[Aim of the exercise]: Select, from the material below, each line with "Team" in it.

(Extracts from a graphics dataset)
+++
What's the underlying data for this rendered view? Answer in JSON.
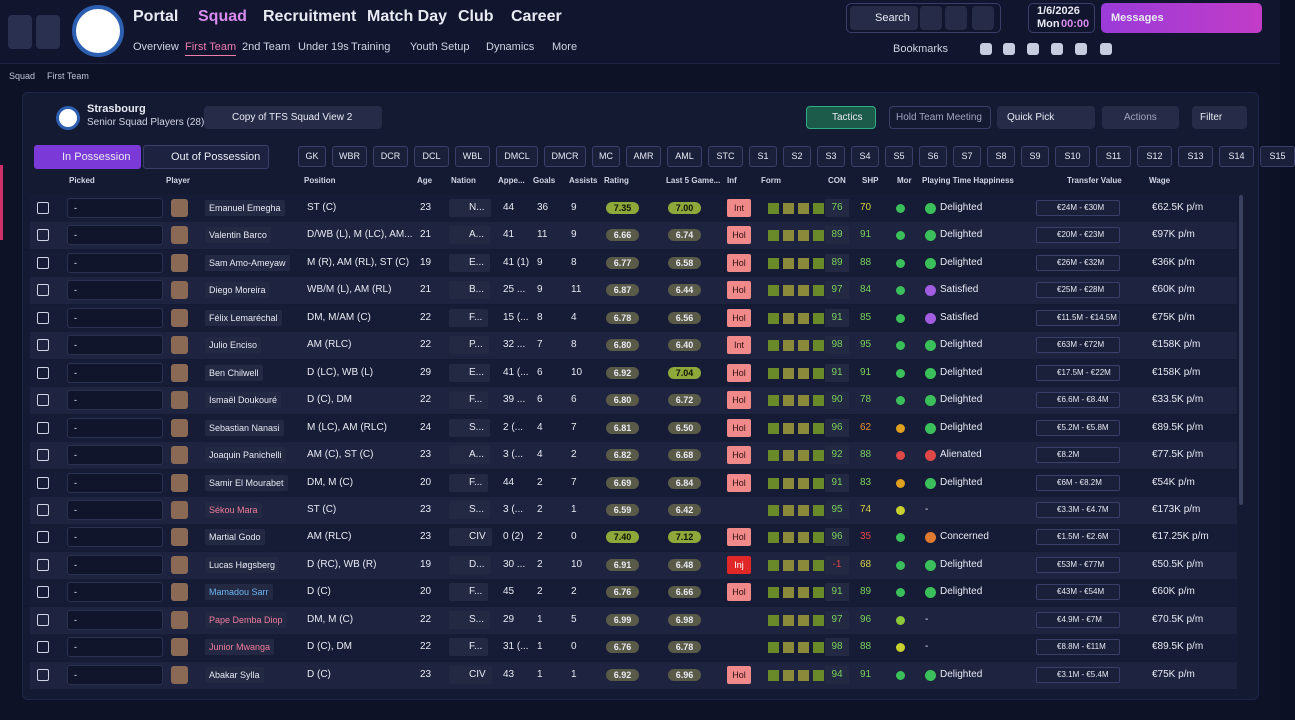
{
  "nav": {
    "main": [
      "Portal",
      "Squad",
      "Recruitment",
      "Match Day",
      "Club",
      "Career"
    ],
    "sub": [
      "Overview",
      "First Team",
      "2nd Team",
      "Under 19s",
      "Training",
      "Youth Setup",
      "Dynamics",
      "More"
    ],
    "search": "Search",
    "date": "1/6/2026",
    "day": "Mon",
    "time": "00:00",
    "messages": "Messages",
    "bookmarks": "Bookmarks"
  },
  "breadcrumb": [
    "Squad",
    "First Team"
  ],
  "header": {
    "club": "Strasbourg",
    "subtitle": "Senior Squad Players (28)",
    "view": "Copy of TFS Squad View 2",
    "tactics": "Tactics",
    "meeting": "Hold Team Meeting",
    "quick_pick": "Quick Pick",
    "actions": "Actions",
    "filter": "Filter"
  },
  "tabs": [
    "In Possession",
    "Out of Possession"
  ],
  "positions": [
    "GK",
    "WBR",
    "DCR",
    "DCL",
    "WBL",
    "DMCL",
    "DMCR",
    "MC",
    "AMR",
    "AML",
    "STC",
    "S1",
    "S2",
    "S3",
    "S4",
    "S5",
    "S6",
    "S7",
    "S8",
    "S9",
    "S10",
    "S11",
    "S12",
    "S13",
    "S14",
    "S15"
  ],
  "table": {
    "columns": [
      "Picked",
      "Player",
      "Position",
      "Age",
      "Nation",
      "Appe...",
      "Goals",
      "Assists",
      "Rating",
      "Last 5 Game...",
      "Inf",
      "Form",
      "CON",
      "SHP",
      "Mor",
      "Playing Time Happiness",
      "Transfer Value",
      "Wage"
    ],
    "rows": [
      {
        "picked": "-",
        "player": "Emanuel Emegha",
        "position": "ST (C)",
        "age": 23,
        "nation": "N...",
        "apps": "44",
        "goals": 36,
        "assists": 9,
        "rating": "7.35",
        "last5": "7.00",
        "inf": "Int",
        "con": 76,
        "shp": 70,
        "mor_color": "#3bbf5a",
        "happiness": "Delighted",
        "happiness_color": "#3bbf5a",
        "transfer_value": "€24M - €30M",
        "wage": "€62.5K p/m"
      },
      {
        "picked": "-",
        "player": "Valentin Barco",
        "position": "D/WB (L), M (LC), AM...",
        "age": 21,
        "nation": "A...",
        "apps": "41",
        "goals": 11,
        "assists": 9,
        "rating": "6.66",
        "last5": "6.74",
        "inf": "Hol",
        "con": 89,
        "shp": 91,
        "mor_color": "#3bbf5a",
        "happiness": "Delighted",
        "happiness_color": "#3bbf5a",
        "transfer_value": "€20M - €23M",
        "wage": "€97K p/m"
      },
      {
        "picked": "-",
        "player": "Sam Amo-Ameyaw",
        "position": "M (R), AM (RL), ST (C)",
        "age": 19,
        "nation": "E...",
        "apps": "41 (1)",
        "goals": 9,
        "assists": 8,
        "rating": "6.77",
        "last5": "6.58",
        "inf": "Hol",
        "con": 89,
        "shp": 88,
        "mor_color": "#3bbf5a",
        "happiness": "Delighted",
        "happiness_color": "#3bbf5a",
        "transfer_value": "€26M - €32M",
        "wage": "€36K p/m"
      },
      {
        "picked": "-",
        "player": "Diego Moreira",
        "position": "WB/M (L), AM (RL)",
        "age": 21,
        "nation": "B...",
        "apps": "25 ...",
        "goals": 9,
        "assists": 11,
        "rating": "6.87",
        "last5": "6.44",
        "inf": "Hol",
        "con": 97,
        "shp": 84,
        "mor_color": "#3bbf5a",
        "happiness": "Satisfied",
        "happiness_color": "#a25ce0",
        "transfer_value": "€25M - €28M",
        "wage": "€60K p/m"
      },
      {
        "picked": "-",
        "player": "Félix Lemaréchal",
        "position": "DM, M/AM (C)",
        "age": 22,
        "nation": "F...",
        "apps": "15 (...",
        "goals": 8,
        "assists": 4,
        "rating": "6.78",
        "last5": "6.56",
        "inf": "Hol",
        "con": 91,
        "shp": 85,
        "mor_color": "#3bbf5a",
        "happiness": "Satisfied",
        "happiness_color": "#a25ce0",
        "transfer_value": "€11.5M - €14.5M",
        "wage": "€75K p/m"
      },
      {
        "picked": "-",
        "player": "Julio Enciso",
        "position": "AM (RLC)",
        "age": 22,
        "nation": "P...",
        "apps": "32 ...",
        "goals": 7,
        "assists": 8,
        "rating": "6.80",
        "last5": "6.40",
        "inf": "Int",
        "con": 98,
        "shp": 95,
        "mor_color": "#3bbf5a",
        "happiness": "Delighted",
        "happiness_color": "#3bbf5a",
        "transfer_value": "€63M - €72M",
        "wage": "€158K p/m"
      },
      {
        "picked": "-",
        "player": "Ben Chilwell",
        "position": "D (LC), WB (L)",
        "age": 29,
        "nation": "E...",
        "apps": "41 (...",
        "goals": 6,
        "assists": 10,
        "rating": "6.92",
        "last5": "7.04",
        "inf": "Hol",
        "con": 91,
        "shp": 91,
        "mor_color": "#3bbf5a",
        "happiness": "Delighted",
        "happiness_color": "#3bbf5a",
        "transfer_value": "€17.5M - €22M",
        "wage": "€158K p/m"
      },
      {
        "picked": "-",
        "player": "Ismaël Doukouré",
        "position": "D (C), DM",
        "age": 22,
        "nation": "F...",
        "apps": "39 ...",
        "goals": 6,
        "assists": 6,
        "rating": "6.80",
        "last5": "6.72",
        "inf": "Hol",
        "con": 90,
        "shp": 78,
        "mor_color": "#3bbf5a",
        "happiness": "Delighted",
        "happiness_color": "#3bbf5a",
        "transfer_value": "€6.6M - €8.4M",
        "wage": "€33.5K p/m"
      },
      {
        "picked": "-",
        "player": "Sebastian Nanasi",
        "position": "M (LC), AM (RLC)",
        "age": 24,
        "nation": "S...",
        "apps": "2 (...",
        "goals": 4,
        "assists": 7,
        "rating": "6.81",
        "last5": "6.50",
        "inf": "Hol",
        "con": 96,
        "shp": 62,
        "mor_color": "#e0a020",
        "happiness": "Delighted",
        "happiness_color": "#3bbf5a",
        "transfer_value": "€5.2M - €5.8M",
        "wage": "€89.5K p/m"
      },
      {
        "picked": "-",
        "player": "Joaquin Panichelli",
        "position": "AM (C), ST (C)",
        "age": 23,
        "nation": "A...",
        "apps": "3 (...",
        "goals": 4,
        "assists": 2,
        "rating": "6.82",
        "last5": "6.68",
        "inf": "Hol",
        "con": 92,
        "shp": 88,
        "mor_color": "#e04848",
        "happiness": "Alienated",
        "happiness_color": "#e04848",
        "transfer_value": "€8.2M",
        "wage": "€77.5K p/m"
      },
      {
        "picked": "-",
        "player": "Samir El Mourabet",
        "position": "DM, M (C)",
        "age": 20,
        "nation": "F...",
        "apps": "44",
        "goals": 2,
        "assists": 7,
        "rating": "6.69",
        "last5": "6.84",
        "inf": "Hol",
        "con": 91,
        "shp": 83,
        "mor_color": "#e0a020",
        "happiness": "Delighted",
        "happiness_color": "#3bbf5a",
        "transfer_value": "€6M - €8.2M",
        "wage": "€54K p/m"
      },
      {
        "picked": "-",
        "player": "Sékou Mara",
        "name_color": "#f07c9a",
        "position": "ST (C)",
        "age": 23,
        "nation": "S...",
        "apps": "3 (...",
        "goals": 2,
        "assists": 1,
        "rating": "6.59",
        "last5": "6.42",
        "con": 95,
        "shp": 74,
        "mor_color": "#c8d030",
        "happiness": "-",
        "transfer_value": "€3.3M - €4.7M",
        "wage": "€173K p/m"
      },
      {
        "picked": "-",
        "player": "Martial Godo",
        "position": "AM (RLC)",
        "age": 23,
        "nation": "CIV",
        "apps": "0 (2)",
        "goals": 2,
        "assists": 0,
        "rating": "7.40",
        "last5": "7.12",
        "inf": "Hol",
        "con": 96,
        "shp": 35,
        "mor_color": "#3bbf5a",
        "happiness": "Concerned",
        "happiness_color": "#e07a30",
        "transfer_value": "€1.5M - €2.6M",
        "wage": "€17.25K p/m"
      },
      {
        "picked": "-",
        "player": "Lucas Høgsberg",
        "position": "D (RC), WB (R)",
        "age": 19,
        "nation": "D...",
        "apps": "30 ...",
        "goals": 2,
        "assists": 10,
        "rating": "6.91",
        "last5": "6.48",
        "inf": "Inj",
        "inf_color": "#e02828",
        "con": -1,
        "shp": 68,
        "mor_color": "#3bbf5a",
        "happiness": "Delighted",
        "happiness_color": "#3bbf5a",
        "transfer_value": "€53M - €77M",
        "wage": "€50.5K p/m"
      },
      {
        "picked": "-",
        "player": "Mamadou Sarr",
        "name_color": "#6cb6f0",
        "position": "D (C)",
        "age": 20,
        "nation": "F...",
        "apps": "45",
        "goals": 2,
        "assists": 2,
        "rating": "6.76",
        "last5": "6.66",
        "inf": "Hol",
        "con": 91,
        "shp": 89,
        "mor_color": "#3bbf5a",
        "happiness": "Delighted",
        "happiness_color": "#3bbf5a",
        "transfer_value": "€43M - €54M",
        "wage": "€60K p/m"
      },
      {
        "picked": "-",
        "player": "Pape Demba Diop",
        "name_color": "#f07c9a",
        "position": "DM, M (C)",
        "age": 22,
        "nation": "S...",
        "apps": "29",
        "goals": 1,
        "assists": 5,
        "rating": "6.99",
        "last5": "6.98",
        "con": 97,
        "shp": 96,
        "mor_color": "#8cc83a",
        "happiness": "-",
        "transfer_value": "€4.9M - €7M",
        "wage": "€70.5K p/m"
      },
      {
        "picked": "-",
        "player": "Junior Mwanga",
        "name_color": "#f07c9a",
        "position": "D (C), DM",
        "age": 22,
        "nation": "F...",
        "apps": "31 (...",
        "goals": 1,
        "assists": 0,
        "rating": "6.76",
        "last5": "6.78",
        "con": 98,
        "shp": 88,
        "mor_color": "#c8d030",
        "happiness": "-",
        "transfer_value": "€8.8M - €11M",
        "wage": "€89.5K p/m"
      },
      {
        "picked": "-",
        "player": "Abakar Sylla",
        "position": "D (C)",
        "age": 23,
        "nation": "CIV",
        "apps": "43",
        "goals": 1,
        "assists": 1,
        "rating": "6.92",
        "last5": "6.96",
        "inf": "Hol",
        "con": 94,
        "shp": 91,
        "mor_color": "#3bbf5a",
        "happiness": "Delighted",
        "happiness_color": "#3bbf5a",
        "transfer_value": "€3.1M - €5.4M",
        "wage": "€75K p/m"
      }
    ]
  }
}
+++
[Written solution]:
      "First Team",
      "2nd Team",
    "First Team"
    "meeting": "Hold Team Meeting",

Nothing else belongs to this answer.